Exercise requirements
Locate and copy each line in the data that contains the word "共同纲领".

Entries
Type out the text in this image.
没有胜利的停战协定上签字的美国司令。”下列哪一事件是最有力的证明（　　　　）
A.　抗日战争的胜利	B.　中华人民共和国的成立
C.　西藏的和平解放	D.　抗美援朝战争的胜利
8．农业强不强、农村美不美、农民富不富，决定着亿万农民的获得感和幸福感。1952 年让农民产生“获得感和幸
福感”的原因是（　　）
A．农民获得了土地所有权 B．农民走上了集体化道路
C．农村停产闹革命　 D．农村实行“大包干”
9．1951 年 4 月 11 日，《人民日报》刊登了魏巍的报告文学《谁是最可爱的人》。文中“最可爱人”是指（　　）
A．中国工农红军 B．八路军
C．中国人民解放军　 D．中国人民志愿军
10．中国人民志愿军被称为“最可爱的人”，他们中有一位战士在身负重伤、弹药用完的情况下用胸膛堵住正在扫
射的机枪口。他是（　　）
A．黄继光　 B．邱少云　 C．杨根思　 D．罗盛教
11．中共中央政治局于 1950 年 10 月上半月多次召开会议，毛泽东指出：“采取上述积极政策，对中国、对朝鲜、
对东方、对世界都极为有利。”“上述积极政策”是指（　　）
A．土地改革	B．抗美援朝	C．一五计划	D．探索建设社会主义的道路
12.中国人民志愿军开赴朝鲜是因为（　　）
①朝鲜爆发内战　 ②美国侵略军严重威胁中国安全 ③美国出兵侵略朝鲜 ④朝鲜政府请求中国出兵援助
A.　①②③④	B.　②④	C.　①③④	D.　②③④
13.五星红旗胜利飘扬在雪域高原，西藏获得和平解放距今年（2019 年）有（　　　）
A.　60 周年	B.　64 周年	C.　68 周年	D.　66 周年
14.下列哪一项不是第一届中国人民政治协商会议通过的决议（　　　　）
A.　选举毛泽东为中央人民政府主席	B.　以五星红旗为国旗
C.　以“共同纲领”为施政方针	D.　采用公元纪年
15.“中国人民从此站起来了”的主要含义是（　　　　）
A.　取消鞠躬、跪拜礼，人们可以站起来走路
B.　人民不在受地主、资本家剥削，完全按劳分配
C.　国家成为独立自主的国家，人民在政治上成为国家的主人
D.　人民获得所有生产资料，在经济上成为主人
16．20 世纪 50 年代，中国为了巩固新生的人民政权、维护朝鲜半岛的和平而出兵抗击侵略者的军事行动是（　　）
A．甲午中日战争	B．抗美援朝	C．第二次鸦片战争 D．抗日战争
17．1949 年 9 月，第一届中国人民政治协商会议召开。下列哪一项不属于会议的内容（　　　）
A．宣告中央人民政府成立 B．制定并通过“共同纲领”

Response to this exercise
C.　以“共同纲领”为施政方针	D.　采用公元纪年
A．宣告中央人民政府成立 B．制定并通过“共同纲领”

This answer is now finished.